Scan the data below and pick out the lines containing the word "финансов".
-- Begin Excerpted records --
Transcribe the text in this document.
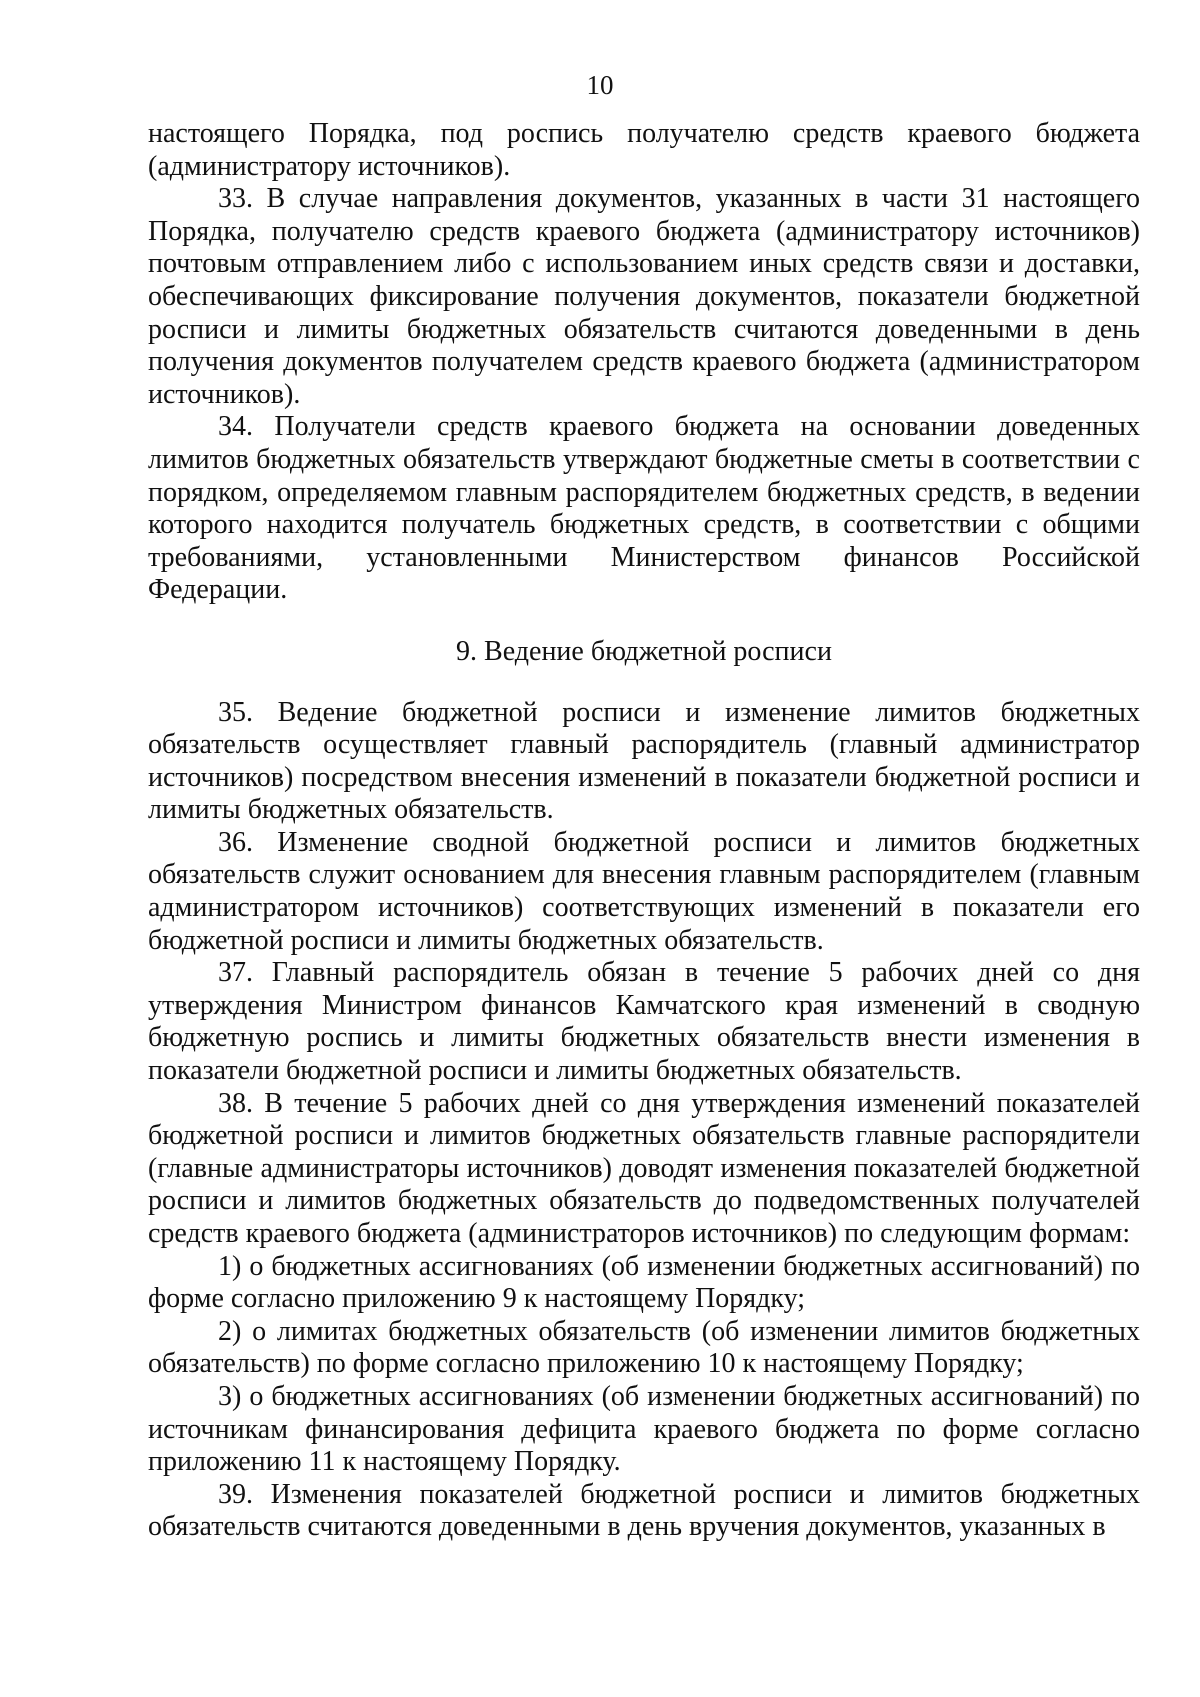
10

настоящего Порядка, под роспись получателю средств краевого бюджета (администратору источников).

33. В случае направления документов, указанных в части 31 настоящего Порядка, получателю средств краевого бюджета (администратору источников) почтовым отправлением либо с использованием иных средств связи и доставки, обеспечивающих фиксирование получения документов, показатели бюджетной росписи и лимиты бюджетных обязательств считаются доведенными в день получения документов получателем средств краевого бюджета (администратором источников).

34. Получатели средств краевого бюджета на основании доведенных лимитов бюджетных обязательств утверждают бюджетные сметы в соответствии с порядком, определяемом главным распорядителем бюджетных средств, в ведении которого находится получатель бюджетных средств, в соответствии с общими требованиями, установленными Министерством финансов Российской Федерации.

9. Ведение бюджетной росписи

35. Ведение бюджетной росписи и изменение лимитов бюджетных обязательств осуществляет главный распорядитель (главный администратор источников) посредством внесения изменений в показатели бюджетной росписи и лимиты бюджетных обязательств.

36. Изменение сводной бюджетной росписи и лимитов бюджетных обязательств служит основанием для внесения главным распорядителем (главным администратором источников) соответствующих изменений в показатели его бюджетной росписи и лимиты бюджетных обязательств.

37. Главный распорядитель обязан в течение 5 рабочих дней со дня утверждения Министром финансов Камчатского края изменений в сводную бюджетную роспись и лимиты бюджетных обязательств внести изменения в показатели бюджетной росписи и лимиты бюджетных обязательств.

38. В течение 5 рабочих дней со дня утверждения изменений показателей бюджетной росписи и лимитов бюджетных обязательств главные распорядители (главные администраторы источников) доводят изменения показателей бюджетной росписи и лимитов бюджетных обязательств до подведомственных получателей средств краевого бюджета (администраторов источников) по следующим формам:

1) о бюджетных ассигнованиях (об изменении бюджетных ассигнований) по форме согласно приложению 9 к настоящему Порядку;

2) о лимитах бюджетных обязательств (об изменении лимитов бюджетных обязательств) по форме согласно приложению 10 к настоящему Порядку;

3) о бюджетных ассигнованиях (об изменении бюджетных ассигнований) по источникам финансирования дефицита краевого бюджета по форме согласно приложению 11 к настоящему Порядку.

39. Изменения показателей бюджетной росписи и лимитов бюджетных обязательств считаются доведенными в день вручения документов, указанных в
-- End Excerpted records --
-- Begin Excerpted records --
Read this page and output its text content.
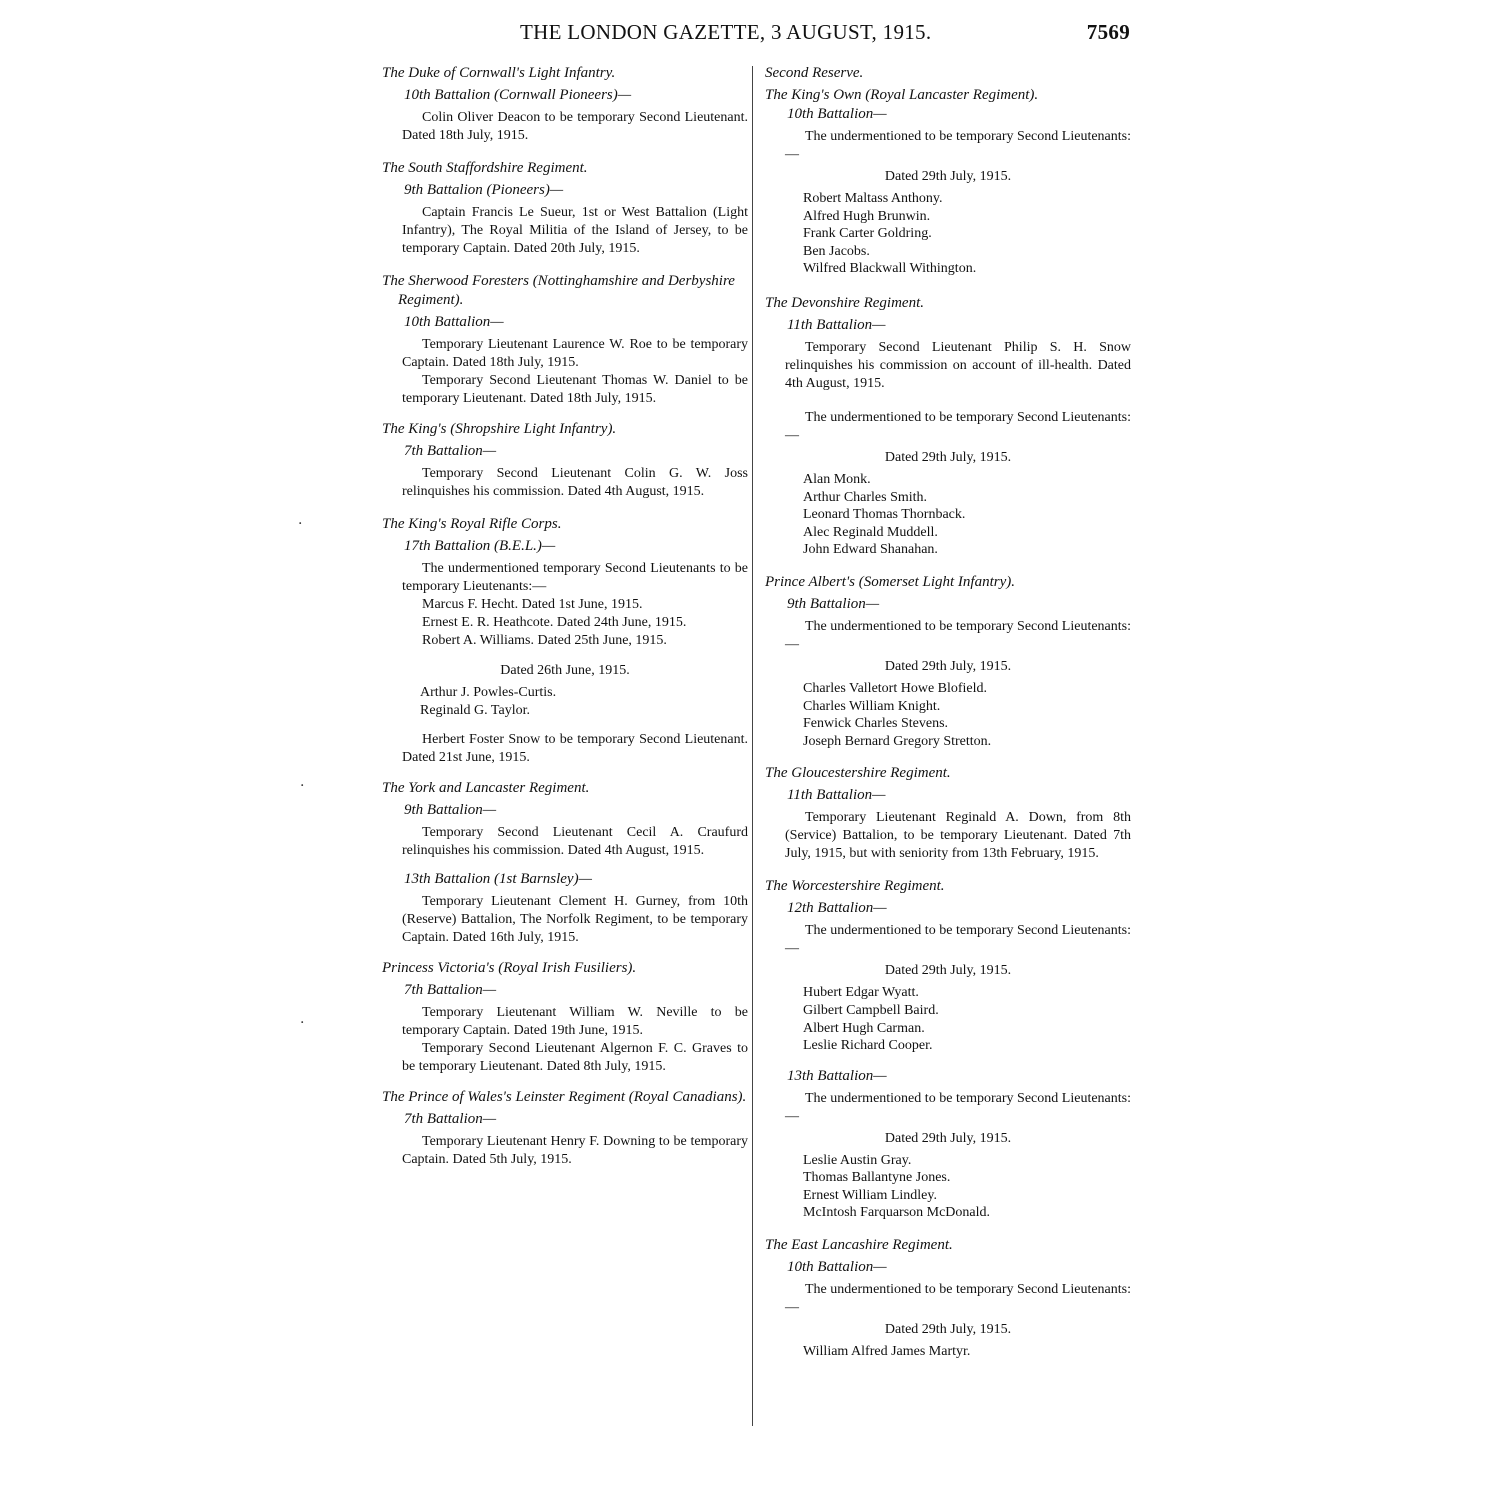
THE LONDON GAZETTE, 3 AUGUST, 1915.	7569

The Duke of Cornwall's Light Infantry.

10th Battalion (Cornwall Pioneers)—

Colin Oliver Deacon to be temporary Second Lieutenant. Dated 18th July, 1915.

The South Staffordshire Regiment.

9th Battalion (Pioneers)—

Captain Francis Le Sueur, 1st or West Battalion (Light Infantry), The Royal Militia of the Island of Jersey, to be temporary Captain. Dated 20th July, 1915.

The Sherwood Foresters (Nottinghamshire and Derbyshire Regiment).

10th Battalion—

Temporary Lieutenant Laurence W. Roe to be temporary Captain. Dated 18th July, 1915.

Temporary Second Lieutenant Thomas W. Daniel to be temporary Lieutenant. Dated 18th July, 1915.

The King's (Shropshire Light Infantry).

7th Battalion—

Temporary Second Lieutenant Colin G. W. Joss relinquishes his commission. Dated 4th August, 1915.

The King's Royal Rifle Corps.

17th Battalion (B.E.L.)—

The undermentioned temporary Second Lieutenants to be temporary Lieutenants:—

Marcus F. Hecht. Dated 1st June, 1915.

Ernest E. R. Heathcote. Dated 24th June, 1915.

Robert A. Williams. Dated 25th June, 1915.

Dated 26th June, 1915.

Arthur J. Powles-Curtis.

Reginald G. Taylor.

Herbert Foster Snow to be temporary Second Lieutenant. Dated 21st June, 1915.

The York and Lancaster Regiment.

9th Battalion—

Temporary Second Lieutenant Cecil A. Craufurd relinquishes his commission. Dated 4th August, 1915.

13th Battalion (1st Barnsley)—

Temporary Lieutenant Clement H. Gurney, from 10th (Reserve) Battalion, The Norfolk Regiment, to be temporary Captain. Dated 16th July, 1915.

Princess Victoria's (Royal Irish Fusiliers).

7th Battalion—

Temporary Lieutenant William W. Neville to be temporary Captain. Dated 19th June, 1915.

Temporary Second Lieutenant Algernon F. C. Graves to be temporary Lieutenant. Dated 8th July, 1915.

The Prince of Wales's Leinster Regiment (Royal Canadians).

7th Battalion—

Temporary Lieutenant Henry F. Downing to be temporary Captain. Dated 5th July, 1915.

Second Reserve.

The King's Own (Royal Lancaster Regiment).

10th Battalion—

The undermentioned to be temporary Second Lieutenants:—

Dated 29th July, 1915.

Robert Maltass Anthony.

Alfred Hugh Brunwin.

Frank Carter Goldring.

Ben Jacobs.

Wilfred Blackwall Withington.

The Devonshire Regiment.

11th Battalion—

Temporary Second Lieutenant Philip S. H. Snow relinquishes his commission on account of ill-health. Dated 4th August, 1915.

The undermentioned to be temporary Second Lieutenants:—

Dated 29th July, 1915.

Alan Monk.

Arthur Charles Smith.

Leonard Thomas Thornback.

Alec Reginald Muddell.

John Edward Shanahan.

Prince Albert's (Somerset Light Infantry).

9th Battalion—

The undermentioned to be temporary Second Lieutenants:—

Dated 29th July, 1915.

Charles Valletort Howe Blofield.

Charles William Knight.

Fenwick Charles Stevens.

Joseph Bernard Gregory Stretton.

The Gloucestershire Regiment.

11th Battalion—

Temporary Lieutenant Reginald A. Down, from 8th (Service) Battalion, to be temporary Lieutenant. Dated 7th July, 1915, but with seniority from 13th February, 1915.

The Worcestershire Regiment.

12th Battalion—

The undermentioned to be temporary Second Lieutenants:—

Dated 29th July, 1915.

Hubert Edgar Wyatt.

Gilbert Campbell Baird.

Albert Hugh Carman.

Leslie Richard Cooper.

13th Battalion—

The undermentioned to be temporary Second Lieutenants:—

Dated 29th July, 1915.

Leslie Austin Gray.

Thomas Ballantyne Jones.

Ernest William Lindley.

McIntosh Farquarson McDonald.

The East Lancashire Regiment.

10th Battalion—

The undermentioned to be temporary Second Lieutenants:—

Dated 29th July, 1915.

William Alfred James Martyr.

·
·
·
-- End Excerpted records --
[Exercise answer]
34. Получатели средств краевого бюджета на основании доведенных лимитов бюджетных обязательств утверждают бюджетные сметы в соответствии с порядком, определяемом главным распорядителем бюджетных средств, в ведении которого находится получатель бюджетных средств, в соответствии с общими требованиями, установленными Министерством финансов Российской Федерации.
37. Главный распорядитель обязан в течение 5 рабочих дней со дня утверждения Министром финансов Камчатского края изменений в сводную бюджетную роспись и лимиты бюджетных обязательств внести изменения в показатели бюджетной росписи и лимиты бюджетных обязательств.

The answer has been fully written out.